→ What you have to do
Transcribe the lines below verbatim, skipping the images.

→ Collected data

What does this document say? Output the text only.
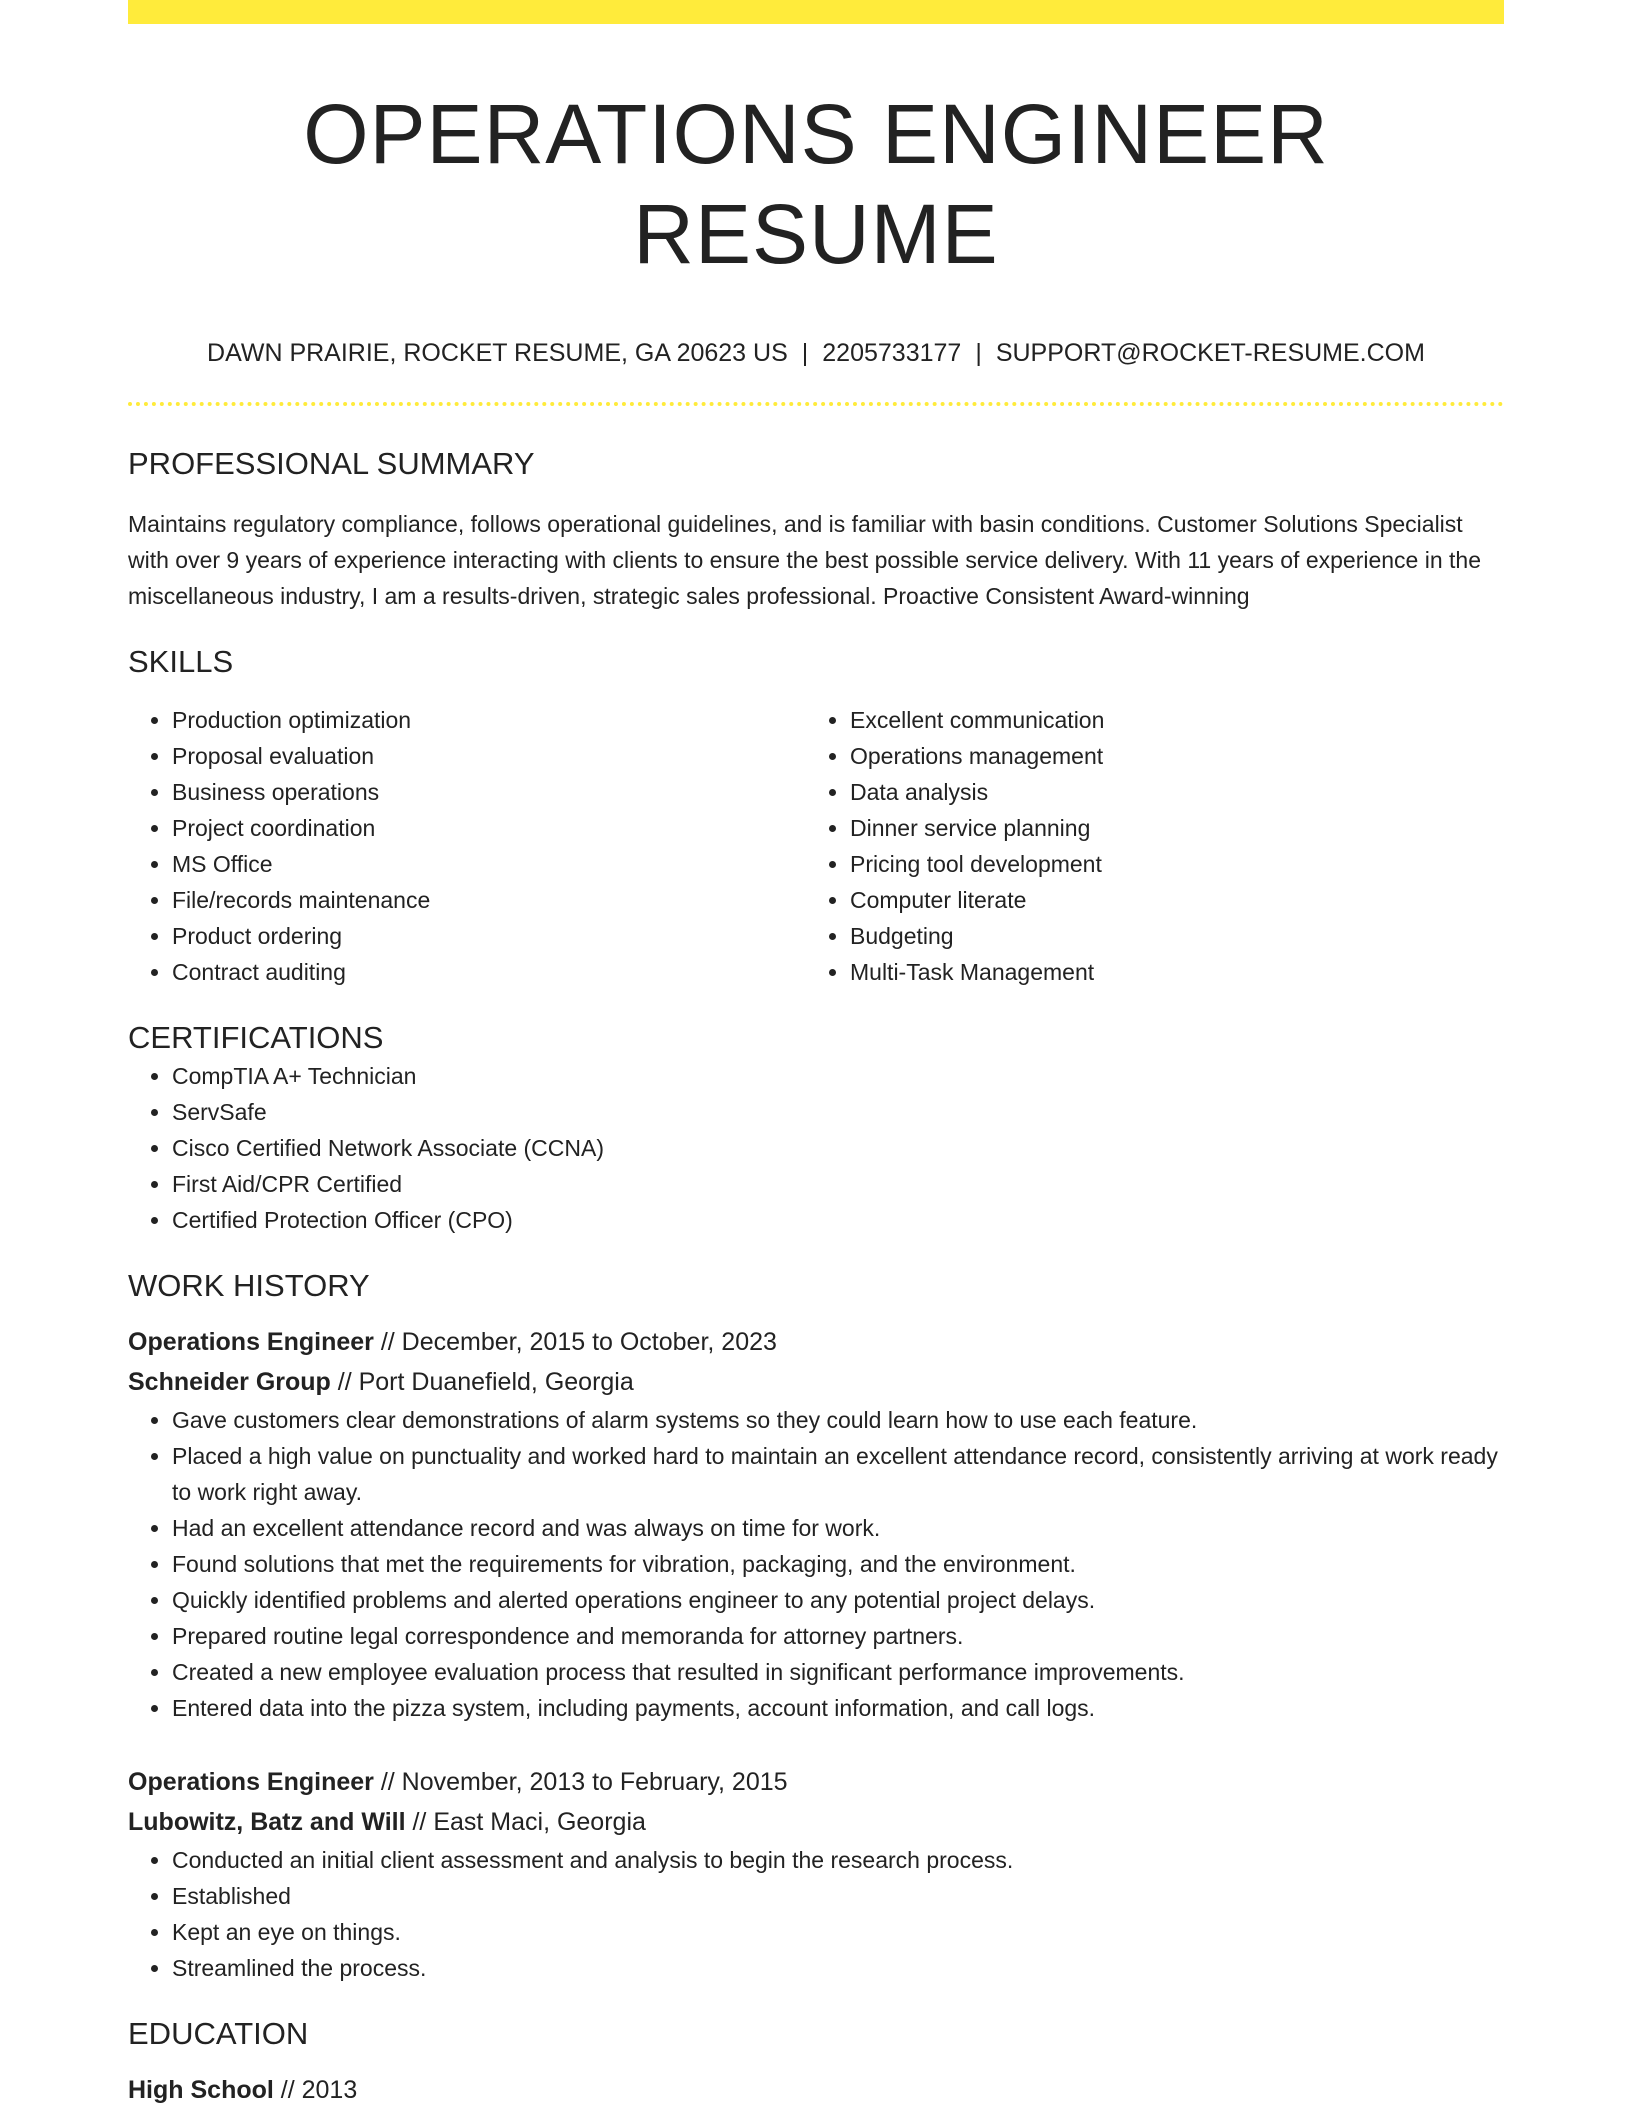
OPERATIONS ENGINEER RESUME
DAWN PRAIRIE, ROCKET RESUME, GA 20623 US | 2205733177 | SUPPORT@ROCKET-RESUME.COM
PROFESSIONAL SUMMARY
Maintains regulatory compliance, follows operational guidelines, and is familiar with basin conditions. Customer Solutions Specialist with over 9 years of experience interacting with clients to ensure the best possible service delivery. With 11 years of experience in the miscellaneous industry, I am a results-driven, strategic sales professional. Proactive Consistent Award-winning
SKILLS
• Production optimization
• Proposal evaluation
• Business operations
• Project coordination
• MS Office
• File/records maintenance
• Product ordering
• Contract auditing
• Excellent communication
• Operations management
• Data analysis
• Dinner service planning
• Pricing tool development
• Computer literate
• Budgeting
• Multi-Task Management
CERTIFICATIONS
• CompTIA A+ Technician
• ServSafe
• Cisco Certified Network Associate (CCNA)
• First Aid/CPR Certified
• Certified Protection Officer (CPO)
WORK HISTORY
Operations Engineer // December, 2015 to October, 2023
Schneider Group // Port Duanefield, Georgia
• Gave customers clear demonstrations of alarm systems so they could learn how to use each feature.
• Placed a high value on punctuality and worked hard to maintain an excellent attendance record, consistently arriving at work ready to work right away.
• Had an excellent attendance record and was always on time for work.
• Found solutions that met the requirements for vibration, packaging, and the environment.
• Quickly identified problems and alerted operations engineer to any potential project delays.
• Prepared routine legal correspondence and memoranda for attorney partners.
• Created a new employee evaluation process that resulted in significant performance improvements.
• Entered data into the pizza system, including payments, account information, and call logs.
Operations Engineer // November, 2013 to February, 2015
Lubowitz, Batz and Will // East Maci, Georgia
• Conducted an initial client assessment and analysis to begin the research process.
• Established
• Kept an eye on things.
• Streamlined the process.
EDUCATION
High School // 2013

→ Exercise result
What does this document say? Output the text only.
OPERATIONS ENGINEER RESUME
DAWN PRAIRIE, ROCKET RESUME, GA 20623 US | 2205733177 | SUPPORT@ROCKET-RESUME.COM
PROFESSIONAL SUMMARY
Maintains regulatory compliance, follows operational guidelines, and is familiar with basin conditions. Customer Solutions Specialist with over 9 years of experience interacting with clients to ensure the best possible service delivery. With 11 years of experience in the miscellaneous industry, I am a results-driven, strategic sales professional. Proactive Consistent Award-winning
SKILLS
• Production optimization
• Proposal evaluation
• Business operations
• Project coordination
• MS Office
• File/records maintenance
• Product ordering
• Contract auditing
• Excellent communication
• Operations management
• Data analysis
• Dinner service planning
• Pricing tool development
• Computer literate
• Budgeting
• Multi-Task Management
CERTIFICATIONS
• CompTIA A+ Technician
• ServSafe
• Cisco Certified Network Associate (CCNA)
• First Aid/CPR Certified
• Certified Protection Officer (CPO)
WORK HISTORY
Operations Engineer // December, 2015 to October, 2023
Schneider Group // Port Duanefield, Georgia
• Gave customers clear demonstrations of alarm systems so they could learn how to use each feature.
• Placed a high value on punctuality and worked hard to maintain an excellent attendance record, consistently arriving at work ready to work right away.
• Had an excellent attendance record and was always on time for work.
• Found solutions that met the requirements for vibration, packaging, and the environment.
• Quickly identified problems and alerted operations engineer to any potential project delays.
• Prepared routine legal correspondence and memoranda for attorney partners.
• Created a new employee evaluation process that resulted in significant performance improvements.
• Entered data into the pizza system, including payments, account information, and call logs.
Operations Engineer // November, 2013 to February, 2015
Lubowitz, Batz and Will // East Maci, Georgia
• Conducted an initial client assessment and analysis to begin the research process.
• Established
• Kept an eye on things.
• Streamlined the process.
EDUCATION
High School // 2013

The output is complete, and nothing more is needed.